___ PROVIDED ENTRIES ___

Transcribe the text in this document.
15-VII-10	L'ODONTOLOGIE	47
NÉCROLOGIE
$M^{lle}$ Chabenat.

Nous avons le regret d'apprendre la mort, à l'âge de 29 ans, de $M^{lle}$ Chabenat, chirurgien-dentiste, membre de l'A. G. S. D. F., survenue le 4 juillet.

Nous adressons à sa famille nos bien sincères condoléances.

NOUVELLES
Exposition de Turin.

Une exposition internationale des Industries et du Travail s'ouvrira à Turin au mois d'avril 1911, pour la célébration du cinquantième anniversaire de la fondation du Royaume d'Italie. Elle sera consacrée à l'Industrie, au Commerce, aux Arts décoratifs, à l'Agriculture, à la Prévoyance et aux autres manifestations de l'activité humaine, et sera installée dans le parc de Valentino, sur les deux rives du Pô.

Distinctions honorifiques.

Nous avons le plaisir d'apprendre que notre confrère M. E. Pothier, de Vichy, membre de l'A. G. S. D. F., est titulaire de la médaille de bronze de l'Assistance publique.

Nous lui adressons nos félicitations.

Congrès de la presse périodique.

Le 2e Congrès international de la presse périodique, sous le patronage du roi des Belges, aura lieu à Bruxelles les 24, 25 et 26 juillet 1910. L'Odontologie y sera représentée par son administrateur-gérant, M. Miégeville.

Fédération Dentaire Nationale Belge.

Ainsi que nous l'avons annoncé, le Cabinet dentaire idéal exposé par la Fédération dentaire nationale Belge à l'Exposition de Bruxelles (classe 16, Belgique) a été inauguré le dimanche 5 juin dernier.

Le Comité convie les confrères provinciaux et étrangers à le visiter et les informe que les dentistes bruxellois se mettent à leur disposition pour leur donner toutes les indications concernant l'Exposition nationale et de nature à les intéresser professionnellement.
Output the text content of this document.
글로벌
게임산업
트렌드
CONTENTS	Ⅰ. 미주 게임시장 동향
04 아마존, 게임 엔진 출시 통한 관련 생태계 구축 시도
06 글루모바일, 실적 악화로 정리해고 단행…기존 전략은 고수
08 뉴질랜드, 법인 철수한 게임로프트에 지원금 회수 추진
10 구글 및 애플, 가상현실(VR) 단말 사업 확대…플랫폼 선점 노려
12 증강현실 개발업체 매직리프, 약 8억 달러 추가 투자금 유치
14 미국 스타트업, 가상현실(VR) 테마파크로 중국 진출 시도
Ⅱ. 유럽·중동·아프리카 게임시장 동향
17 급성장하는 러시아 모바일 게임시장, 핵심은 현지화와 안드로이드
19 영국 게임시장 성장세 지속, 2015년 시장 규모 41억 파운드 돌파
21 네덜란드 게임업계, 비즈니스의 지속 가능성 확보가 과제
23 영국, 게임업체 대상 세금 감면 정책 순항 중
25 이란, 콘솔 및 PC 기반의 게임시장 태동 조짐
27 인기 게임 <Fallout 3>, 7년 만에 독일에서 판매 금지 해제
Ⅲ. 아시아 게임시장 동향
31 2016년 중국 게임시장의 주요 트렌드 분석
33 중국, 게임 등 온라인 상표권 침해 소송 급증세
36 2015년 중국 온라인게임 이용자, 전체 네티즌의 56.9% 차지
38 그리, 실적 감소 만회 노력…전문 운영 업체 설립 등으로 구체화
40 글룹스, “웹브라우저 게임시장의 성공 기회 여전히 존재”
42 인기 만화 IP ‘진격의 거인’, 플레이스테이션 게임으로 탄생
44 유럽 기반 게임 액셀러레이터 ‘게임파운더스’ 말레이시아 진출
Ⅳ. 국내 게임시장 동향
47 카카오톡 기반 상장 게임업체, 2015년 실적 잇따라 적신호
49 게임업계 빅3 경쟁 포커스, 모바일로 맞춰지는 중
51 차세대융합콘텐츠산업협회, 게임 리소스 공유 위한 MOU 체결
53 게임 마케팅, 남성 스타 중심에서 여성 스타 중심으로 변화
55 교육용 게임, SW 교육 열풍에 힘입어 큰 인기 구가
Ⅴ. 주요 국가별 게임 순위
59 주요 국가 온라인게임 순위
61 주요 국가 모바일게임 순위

___

### SET TASK
Repeat, character for character, the lines from the one that holds "Output the text content of this document." to the final line of the material, inclusive, and no other lines.

### RESULT FOR THIS TASK
Output the text content of this document.
글로벌
게임산업
트렌드
CONTENTS	Ⅰ. 미주 게임시장 동향
04 아마존, 게임 엔진 출시 통한 관련 생태계 구축 시도
06 글루모바일, 실적 악화로 정리해고 단행…기존 전략은 고수
08 뉴질랜드, 법인 철수한 게임로프트에 지원금 회수 추진
10 구글 및 애플, 가상현실(VR) 단말 사업 확대…플랫폼 선점 노려
12 증강현실 개발업체 매직리프, 약 8억 달러 추가 투자금 유치
14 미국 스타트업, 가상현실(VR) 테마파크로 중국 진출 시도
Ⅱ. 유럽·중동·아프리카 게임시장 동향
17 급성장하는 러시아 모바일 게임시장, 핵심은 현지화와 안드로이드
19 영국 게임시장 성장세 지속, 2015년 시장 규모 41억 파운드 돌파
21 네덜란드 게임업계, 비즈니스의 지속 가능성 확보가 과제
23 영국, 게임업체 대상 세금 감면 정책 순항 중
25 이란, 콘솔 및 PC 기반의 게임시장 태동 조짐
27 인기 게임 <Fallout 3>, 7년 만에 독일에서 판매 금지 해제
Ⅲ. 아시아 게임시장 동향
31 2016년 중국 게임시장의 주요 트렌드 분석
33 중국, 게임 등 온라인 상표권 침해 소송 급증세
36 2015년 중국 온라인게임 이용자, 전체 네티즌의 56.9% 차지
38 그리, 실적 감소 만회 노력…전문 운영 업체 설립 등으로 구체화
40 글룹스, “웹브라우저 게임시장의 성공 기회 여전히 존재”
42 인기 만화 IP ‘진격의 거인’, 플레이스테이션 게임으로 탄생
44 유럽 기반 게임 액셀러레이터 ‘게임파운더스’ 말레이시아 진출
Ⅳ. 국내 게임시장 동향
47 카카오톡 기반 상장 게임업체, 2015년 실적 잇따라 적신호
49 게임업계 빅3 경쟁 포커스, 모바일로 맞춰지는 중
51 차세대융합콘텐츠산업협회, 게임 리소스 공유 위한 MOU 체결
53 게임 마케팅, 남성 스타 중심에서 여성 스타 중심으로 변화
55 교육용 게임, SW 교육 열풍에 힘입어 큰 인기 구가
Ⅴ. 주요 국가별 게임 순위
59 주요 국가 온라인게임 순위
61 주요 국가 모바일게임 순위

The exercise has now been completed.